WHAT IS ASKED
Output the lines that follow exactly as they are.

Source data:
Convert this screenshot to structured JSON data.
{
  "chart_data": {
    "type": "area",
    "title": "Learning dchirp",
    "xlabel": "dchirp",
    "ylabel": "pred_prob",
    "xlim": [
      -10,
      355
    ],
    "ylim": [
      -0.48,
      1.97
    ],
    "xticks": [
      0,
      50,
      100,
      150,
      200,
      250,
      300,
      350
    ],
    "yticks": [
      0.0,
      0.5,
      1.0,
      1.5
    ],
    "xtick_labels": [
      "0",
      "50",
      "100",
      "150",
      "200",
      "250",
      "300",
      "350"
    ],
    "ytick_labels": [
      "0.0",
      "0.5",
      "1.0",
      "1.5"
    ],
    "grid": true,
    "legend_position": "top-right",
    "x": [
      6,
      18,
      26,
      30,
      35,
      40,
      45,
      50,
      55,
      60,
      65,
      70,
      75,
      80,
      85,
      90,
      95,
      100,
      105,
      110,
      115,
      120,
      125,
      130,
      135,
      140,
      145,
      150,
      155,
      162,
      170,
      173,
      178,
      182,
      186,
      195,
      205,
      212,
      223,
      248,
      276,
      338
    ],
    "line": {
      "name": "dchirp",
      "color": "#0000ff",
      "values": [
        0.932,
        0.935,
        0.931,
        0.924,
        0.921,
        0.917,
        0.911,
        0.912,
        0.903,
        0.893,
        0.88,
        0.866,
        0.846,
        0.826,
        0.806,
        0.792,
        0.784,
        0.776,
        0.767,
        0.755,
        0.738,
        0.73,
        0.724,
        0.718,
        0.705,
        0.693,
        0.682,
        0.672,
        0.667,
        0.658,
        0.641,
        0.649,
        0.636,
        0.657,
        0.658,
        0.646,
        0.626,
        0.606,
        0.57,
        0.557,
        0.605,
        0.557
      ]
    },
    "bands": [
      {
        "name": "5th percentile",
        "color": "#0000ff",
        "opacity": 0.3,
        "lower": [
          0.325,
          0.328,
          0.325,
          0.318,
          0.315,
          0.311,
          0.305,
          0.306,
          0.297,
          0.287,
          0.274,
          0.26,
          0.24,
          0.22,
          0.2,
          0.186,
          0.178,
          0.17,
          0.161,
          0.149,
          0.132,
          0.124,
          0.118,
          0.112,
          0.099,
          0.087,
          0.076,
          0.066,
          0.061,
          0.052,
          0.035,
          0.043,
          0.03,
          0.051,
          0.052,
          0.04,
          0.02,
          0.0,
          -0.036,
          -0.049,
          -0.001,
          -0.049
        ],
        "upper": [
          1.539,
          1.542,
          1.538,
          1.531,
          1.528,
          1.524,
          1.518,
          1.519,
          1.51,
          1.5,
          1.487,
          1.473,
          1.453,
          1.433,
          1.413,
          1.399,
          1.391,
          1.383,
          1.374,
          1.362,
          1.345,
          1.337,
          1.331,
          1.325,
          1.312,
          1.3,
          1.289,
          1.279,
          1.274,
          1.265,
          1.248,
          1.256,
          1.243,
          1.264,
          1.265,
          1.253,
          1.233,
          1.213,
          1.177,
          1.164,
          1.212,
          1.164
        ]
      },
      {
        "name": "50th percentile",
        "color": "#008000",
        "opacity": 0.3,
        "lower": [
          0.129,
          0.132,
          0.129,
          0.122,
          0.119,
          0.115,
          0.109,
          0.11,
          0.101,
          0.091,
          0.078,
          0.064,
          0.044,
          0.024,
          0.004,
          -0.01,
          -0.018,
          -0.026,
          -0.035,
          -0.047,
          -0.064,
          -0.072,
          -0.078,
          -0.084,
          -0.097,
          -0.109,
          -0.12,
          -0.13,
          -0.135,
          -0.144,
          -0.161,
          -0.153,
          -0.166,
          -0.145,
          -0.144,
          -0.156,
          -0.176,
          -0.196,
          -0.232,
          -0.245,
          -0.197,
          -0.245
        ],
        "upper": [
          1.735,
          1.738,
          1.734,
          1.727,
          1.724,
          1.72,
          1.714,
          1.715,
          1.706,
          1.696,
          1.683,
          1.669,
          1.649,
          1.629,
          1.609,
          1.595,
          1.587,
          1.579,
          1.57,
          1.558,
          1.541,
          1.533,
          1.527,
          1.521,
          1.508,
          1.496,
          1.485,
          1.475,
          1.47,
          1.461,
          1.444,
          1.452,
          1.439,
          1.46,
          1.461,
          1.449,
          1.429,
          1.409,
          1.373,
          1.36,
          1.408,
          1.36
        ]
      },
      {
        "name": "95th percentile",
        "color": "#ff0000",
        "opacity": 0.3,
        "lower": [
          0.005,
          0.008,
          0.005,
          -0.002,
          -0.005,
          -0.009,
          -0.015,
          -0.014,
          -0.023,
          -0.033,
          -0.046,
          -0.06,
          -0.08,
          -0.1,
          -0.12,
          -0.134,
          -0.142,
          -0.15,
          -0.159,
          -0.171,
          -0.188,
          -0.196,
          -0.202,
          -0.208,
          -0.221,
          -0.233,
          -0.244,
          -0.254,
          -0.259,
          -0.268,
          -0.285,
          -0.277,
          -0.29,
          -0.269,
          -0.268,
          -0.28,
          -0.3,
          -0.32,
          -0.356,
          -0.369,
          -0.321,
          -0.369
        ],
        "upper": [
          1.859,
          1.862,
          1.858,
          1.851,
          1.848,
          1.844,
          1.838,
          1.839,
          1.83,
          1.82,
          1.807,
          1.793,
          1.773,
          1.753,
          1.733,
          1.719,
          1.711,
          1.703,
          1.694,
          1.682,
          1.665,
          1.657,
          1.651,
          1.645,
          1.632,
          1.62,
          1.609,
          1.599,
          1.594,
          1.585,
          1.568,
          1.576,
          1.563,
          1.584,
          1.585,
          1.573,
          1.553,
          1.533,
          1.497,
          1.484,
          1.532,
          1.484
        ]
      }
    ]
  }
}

FINAL RESULT
Convert this screenshot to structured JSON data.
{
  "chart_data": {
    "type": "area",
    "title": "Learning dchirp",
    "xlabel": "dchirp",
    "ylabel": "pred_prob",
    "xlim": [
      -10,
      355
    ],
    "ylim": [
      -0.48,
      1.97
    ],
    "xticks": [
      0,
      50,
      100,
      150,
      200,
      250,
      300,
      350
    ],
    "yticks": [
      0.0,
      0.5,
      1.0,
      1.5
    ],
    "xtick_labels": [
      "0",
      "50",
      "100",
      "150",
      "200",
      "250",
      "300",
      "350"
    ],
    "ytick_labels": [
      "0.0",
      "0.5",
      "1.0",
      "1.5"
    ],
    "grid": true,
    "legend_position": "top-right",
    "x": [
      6,
      18,
      26,
      30,
      35,
      40,
      45,
      50,
      55,
      60,
      65,
      70,
      75,
      80,
      85,
      90,
      95,
      100,
      105,
      110,
      115,
      120,
      125,
      130,
      135,
      140,
      145,
      150,
      155,
      162,
      170,
      173,
      178,
      182,
      186,
      195,
      205,
      212,
      223,
      248,
      276,
      338
    ],
    "line": {
      "name": "dchirp",
      "color": "#0000ff",
      "values": [
        0.932,
        0.935,
        0.931,
        0.924,
        0.921,
        0.917,
        0.911,
        0.912,
        0.903,
        0.893,
        0.88,
        0.866,
        0.846,
        0.826,
        0.806,
        0.792,
        0.784,
        0.776,
        0.767,
        0.755,
        0.738,
        0.73,
        0.724,
        0.718,
        0.705,
        0.693,
        0.682,
        0.672,
        0.667,
        0.658,
        0.641,
        0.649,
        0.636,
        0.657,
        0.658,
        0.646,
        0.626,
        0.606,
        0.57,
        0.557,
        0.605,
        0.557
      ]
    },
    "bands": [
      {
        "name": "5th percentile",
        "color": "#0000ff",
        "opacity": 0.3,
        "lower": [
          0.325,
          0.328,
          0.325,
          0.318,
          0.315,
          0.311,
          0.305,
          0.306,
          0.297,
          0.287,
          0.274,
          0.26,
          0.24,
          0.22,
          0.2,
          0.186,
          0.178,
          0.17,
          0.161,
          0.149,
          0.132,
          0.124,
          0.118,
          0.112,
          0.099,
          0.087,
          0.076,
          0.066,
          0.061,
          0.052,
          0.035,
          0.043,
          0.03,
          0.051,
          0.052,
          0.04,
          0.02,
          0.0,
          -0.036,
          -0.049,
          -0.001,
          -0.049
        ],
        "upper": [
          1.539,
          1.542,
          1.538,
          1.531,
          1.528,
          1.524,
          1.518,
          1.519,
          1.51,
          1.5,
          1.487,
          1.473,
          1.453,
          1.433,
          1.413,
          1.399,
          1.391,
          1.383,
          1.374,
          1.362,
          1.345,
          1.337,
          1.331,
          1.325,
          1.312,
          1.3,
          1.289,
          1.279,
          1.274,
          1.265,
          1.248,
          1.256,
          1.243,
          1.264,
          1.265,
          1.253,
          1.233,
          1.213,
          1.177,
          1.164,
          1.212,
          1.164
        ]
      },
      {
        "name": "50th percentile",
        "color": "#008000",
        "opacity": 0.3,
        "lower": [
          0.129,
          0.132,
          0.129,
          0.122,
          0.119,
          0.115,
          0.109,
          0.11,
          0.101,
          0.091,
          0.078,
          0.064,
          0.044,
          0.024,
          0.004,
          -0.01,
          -0.018,
          -0.026,
          -0.035,
          -0.047,
          -0.064,
          -0.072,
          -0.078,
          -0.084,
          -0.097,
          -0.109,
          -0.12,
          -0.13,
          -0.135,
          -0.144,
          -0.161,
          -0.153,
          -0.166,
          -0.145,
          -0.144,
          -0.156,
          -0.176,
          -0.196,
          -0.232,
          -0.245,
          -0.197,
          -0.245
        ],
        "upper": [
          1.735,
          1.738,
          1.734,
          1.727,
          1.724,
          1.72,
          1.714,
          1.715,
          1.706,
          1.696,
          1.683,
          1.669,
          1.649,
          1.629,
          1.609,
          1.595,
          1.587,
          1.579,
          1.57,
          1.558,
          1.541,
          1.533,
          1.527,
          1.521,
          1.508,
          1.496,
          1.485,
          1.475,
          1.47,
          1.461,
          1.444,
          1.452,
          1.439,
          1.46,
          1.461,
          1.449,
          1.429,
          1.409,
          1.373,
          1.36,
          1.408,
          1.36
        ]
      },
      {
        "name": "95th percentile",
        "color": "#ff0000",
        "opacity": 0.3,
        "lower": [
          0.005,
          0.008,
          0.005,
          -0.002,
          -0.005,
          -0.009,
          -0.015,
          -0.014,
          -0.023,
          -0.033,
          -0.046,
          -0.06,
          -0.08,
          -0.1,
          -0.12,
          -0.134,
          -0.142,
          -0.15,
          -0.159,
          -0.171,
          -0.188,
          -0.196,
          -0.202,
          -0.208,
          -0.221,
          -0.233,
          -0.244,
          -0.254,
          -0.259,
          -0.268,
          -0.285,
          -0.277,
          -0.29,
          -0.269,
          -0.268,
          -0.28,
          -0.3,
          -0.32,
          -0.356,
          -0.369,
          -0.321,
          -0.369
        ],
        "upper": [
          1.859,
          1.862,
          1.858,
          1.851,
          1.848,
          1.844,
          1.838,
          1.839,
          1.83,
          1.82,
          1.807,
          1.793,
          1.773,
          1.753,
          1.733,
          1.719,
          1.711,
          1.703,
          1.694,
          1.682,
          1.665,
          1.657,
          1.651,
          1.645,
          1.632,
          1.62,
          1.609,
          1.599,
          1.594,
          1.585,
          1.568,
          1.576,
          1.563,
          1.584,
          1.585,
          1.573,
          1.553,
          1.533,
          1.497,
          1.484,
          1.532,
          1.484
        ]
      }
    ]
  }
}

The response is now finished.